### Exercise
Filter the entries that follow, copying every line in which the word "Формат" appears.

### Records to use
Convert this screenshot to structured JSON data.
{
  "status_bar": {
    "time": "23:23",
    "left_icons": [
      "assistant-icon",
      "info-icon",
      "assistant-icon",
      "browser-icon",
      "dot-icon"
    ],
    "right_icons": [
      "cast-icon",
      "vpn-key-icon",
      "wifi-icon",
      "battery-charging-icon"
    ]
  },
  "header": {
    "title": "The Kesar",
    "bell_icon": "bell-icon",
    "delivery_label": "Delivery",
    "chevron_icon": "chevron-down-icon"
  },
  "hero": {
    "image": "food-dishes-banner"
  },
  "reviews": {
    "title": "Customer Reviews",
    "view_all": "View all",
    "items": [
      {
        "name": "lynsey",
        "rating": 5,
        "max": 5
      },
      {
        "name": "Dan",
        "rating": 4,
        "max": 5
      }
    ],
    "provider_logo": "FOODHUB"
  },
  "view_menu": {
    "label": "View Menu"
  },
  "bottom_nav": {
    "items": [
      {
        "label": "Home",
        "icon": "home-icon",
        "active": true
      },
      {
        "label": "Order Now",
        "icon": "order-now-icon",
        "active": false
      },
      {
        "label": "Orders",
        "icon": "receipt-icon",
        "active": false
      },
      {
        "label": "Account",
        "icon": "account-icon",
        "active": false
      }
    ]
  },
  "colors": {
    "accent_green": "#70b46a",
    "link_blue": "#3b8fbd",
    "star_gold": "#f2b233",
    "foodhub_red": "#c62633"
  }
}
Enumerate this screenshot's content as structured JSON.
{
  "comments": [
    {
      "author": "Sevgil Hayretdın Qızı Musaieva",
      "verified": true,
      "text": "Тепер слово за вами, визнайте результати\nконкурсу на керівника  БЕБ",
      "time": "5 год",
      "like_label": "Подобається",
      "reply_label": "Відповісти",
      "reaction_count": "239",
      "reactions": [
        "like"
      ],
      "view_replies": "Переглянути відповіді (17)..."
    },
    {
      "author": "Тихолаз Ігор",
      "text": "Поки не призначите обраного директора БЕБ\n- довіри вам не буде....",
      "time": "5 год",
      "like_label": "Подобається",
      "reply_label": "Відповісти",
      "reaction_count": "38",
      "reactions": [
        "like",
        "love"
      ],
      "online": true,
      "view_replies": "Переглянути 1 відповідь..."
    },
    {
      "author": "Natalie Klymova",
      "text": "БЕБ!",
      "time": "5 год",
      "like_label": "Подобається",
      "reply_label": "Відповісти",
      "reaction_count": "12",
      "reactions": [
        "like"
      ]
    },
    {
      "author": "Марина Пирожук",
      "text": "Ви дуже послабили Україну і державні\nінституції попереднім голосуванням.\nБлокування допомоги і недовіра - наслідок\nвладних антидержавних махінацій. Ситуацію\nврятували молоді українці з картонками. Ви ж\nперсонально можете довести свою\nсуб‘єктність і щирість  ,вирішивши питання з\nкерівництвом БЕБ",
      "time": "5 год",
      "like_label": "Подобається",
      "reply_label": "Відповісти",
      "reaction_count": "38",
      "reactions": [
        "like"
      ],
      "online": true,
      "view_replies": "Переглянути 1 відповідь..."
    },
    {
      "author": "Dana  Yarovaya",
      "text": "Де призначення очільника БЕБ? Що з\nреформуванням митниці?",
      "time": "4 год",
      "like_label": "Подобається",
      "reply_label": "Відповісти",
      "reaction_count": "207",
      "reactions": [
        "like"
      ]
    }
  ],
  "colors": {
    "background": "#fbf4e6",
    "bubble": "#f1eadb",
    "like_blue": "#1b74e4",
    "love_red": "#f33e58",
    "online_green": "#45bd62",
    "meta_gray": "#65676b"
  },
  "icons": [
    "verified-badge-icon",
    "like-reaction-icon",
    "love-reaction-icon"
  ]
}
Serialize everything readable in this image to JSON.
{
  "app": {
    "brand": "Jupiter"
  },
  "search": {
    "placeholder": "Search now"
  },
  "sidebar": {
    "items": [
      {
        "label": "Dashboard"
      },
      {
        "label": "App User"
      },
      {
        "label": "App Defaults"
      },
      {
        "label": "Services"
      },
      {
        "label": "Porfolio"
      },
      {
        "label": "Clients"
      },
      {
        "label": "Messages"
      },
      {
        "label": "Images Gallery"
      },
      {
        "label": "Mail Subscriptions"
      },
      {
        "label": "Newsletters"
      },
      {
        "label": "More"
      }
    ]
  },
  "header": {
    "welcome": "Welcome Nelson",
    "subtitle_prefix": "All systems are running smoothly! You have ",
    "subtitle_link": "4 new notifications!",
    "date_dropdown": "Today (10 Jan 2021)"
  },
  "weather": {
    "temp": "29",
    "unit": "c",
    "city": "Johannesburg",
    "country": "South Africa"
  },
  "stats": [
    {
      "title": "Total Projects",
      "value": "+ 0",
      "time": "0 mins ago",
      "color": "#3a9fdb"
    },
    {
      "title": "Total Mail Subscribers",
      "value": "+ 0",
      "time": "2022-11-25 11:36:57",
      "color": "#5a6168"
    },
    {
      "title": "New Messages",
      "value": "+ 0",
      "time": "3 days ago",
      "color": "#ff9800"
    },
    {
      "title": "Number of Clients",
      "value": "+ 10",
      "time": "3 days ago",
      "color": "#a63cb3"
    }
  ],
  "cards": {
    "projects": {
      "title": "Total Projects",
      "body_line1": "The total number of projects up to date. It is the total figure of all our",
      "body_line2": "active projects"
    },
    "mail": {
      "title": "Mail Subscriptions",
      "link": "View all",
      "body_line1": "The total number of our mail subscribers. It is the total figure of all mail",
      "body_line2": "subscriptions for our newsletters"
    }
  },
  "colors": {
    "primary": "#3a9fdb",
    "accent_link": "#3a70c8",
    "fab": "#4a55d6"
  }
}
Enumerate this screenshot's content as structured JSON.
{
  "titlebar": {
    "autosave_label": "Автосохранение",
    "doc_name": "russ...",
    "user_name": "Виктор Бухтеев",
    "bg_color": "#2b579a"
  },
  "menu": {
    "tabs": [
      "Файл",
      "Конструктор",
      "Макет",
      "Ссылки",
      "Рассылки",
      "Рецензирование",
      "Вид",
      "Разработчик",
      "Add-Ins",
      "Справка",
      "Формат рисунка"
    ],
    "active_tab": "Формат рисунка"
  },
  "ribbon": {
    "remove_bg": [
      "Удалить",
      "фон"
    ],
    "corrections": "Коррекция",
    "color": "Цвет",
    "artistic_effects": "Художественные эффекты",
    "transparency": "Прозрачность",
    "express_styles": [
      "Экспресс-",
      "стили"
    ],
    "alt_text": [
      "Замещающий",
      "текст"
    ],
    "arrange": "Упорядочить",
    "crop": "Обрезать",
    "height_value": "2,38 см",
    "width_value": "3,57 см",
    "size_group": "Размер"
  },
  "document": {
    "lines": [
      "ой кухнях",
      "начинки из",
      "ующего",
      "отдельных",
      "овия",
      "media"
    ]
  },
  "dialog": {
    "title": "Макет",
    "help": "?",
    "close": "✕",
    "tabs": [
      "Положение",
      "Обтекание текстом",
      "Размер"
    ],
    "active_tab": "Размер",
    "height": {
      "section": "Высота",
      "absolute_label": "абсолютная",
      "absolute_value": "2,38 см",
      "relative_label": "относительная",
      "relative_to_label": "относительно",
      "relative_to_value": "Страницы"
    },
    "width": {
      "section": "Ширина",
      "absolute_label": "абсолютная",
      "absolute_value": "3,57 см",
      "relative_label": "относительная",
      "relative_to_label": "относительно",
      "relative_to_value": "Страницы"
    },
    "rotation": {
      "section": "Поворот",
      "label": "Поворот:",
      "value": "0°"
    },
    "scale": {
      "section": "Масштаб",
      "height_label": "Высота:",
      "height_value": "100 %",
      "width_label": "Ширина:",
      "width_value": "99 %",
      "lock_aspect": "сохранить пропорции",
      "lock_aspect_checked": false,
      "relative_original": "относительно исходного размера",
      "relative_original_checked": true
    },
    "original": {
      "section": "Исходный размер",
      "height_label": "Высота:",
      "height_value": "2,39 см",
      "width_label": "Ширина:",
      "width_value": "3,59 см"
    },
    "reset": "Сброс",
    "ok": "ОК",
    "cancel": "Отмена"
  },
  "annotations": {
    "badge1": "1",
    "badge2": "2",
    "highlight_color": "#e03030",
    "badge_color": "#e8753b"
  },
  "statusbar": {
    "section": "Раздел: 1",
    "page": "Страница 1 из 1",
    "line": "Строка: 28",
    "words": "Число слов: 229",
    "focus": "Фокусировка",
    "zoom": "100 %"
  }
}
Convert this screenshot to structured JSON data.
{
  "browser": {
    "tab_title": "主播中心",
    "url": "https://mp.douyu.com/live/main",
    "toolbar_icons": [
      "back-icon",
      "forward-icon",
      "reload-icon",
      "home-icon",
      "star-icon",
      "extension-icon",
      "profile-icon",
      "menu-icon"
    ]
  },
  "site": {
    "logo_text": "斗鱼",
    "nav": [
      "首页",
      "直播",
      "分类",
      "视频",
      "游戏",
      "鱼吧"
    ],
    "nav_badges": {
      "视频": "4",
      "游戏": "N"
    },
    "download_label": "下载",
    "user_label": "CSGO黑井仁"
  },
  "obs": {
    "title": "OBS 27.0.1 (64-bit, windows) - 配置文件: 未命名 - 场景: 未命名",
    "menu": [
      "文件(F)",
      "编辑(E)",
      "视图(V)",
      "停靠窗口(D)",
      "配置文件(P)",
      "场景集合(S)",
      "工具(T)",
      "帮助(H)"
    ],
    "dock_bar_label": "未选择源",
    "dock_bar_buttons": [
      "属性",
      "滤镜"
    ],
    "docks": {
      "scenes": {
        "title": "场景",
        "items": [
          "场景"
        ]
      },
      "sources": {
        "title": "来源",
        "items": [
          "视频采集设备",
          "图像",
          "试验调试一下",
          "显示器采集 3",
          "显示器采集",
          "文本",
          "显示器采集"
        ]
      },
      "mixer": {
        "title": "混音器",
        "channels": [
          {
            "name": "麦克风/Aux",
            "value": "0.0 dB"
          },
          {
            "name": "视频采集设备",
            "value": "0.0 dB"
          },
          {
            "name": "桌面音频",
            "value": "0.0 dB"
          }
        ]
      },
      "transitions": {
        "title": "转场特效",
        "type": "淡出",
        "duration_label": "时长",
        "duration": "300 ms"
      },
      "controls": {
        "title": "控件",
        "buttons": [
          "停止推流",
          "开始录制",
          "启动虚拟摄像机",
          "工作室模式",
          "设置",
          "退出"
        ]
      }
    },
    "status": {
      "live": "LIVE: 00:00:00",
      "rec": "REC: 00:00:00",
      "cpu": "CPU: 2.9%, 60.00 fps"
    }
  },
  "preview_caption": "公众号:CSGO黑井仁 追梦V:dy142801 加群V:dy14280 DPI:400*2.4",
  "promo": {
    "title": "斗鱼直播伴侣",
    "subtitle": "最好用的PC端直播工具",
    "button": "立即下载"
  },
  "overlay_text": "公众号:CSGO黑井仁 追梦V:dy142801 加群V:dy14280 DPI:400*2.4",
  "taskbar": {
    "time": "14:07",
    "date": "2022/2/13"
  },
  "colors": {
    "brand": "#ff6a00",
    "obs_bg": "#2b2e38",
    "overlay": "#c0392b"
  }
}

### Written solution
      "Формат рисунка"
    "active_tab": "Формат рисунка"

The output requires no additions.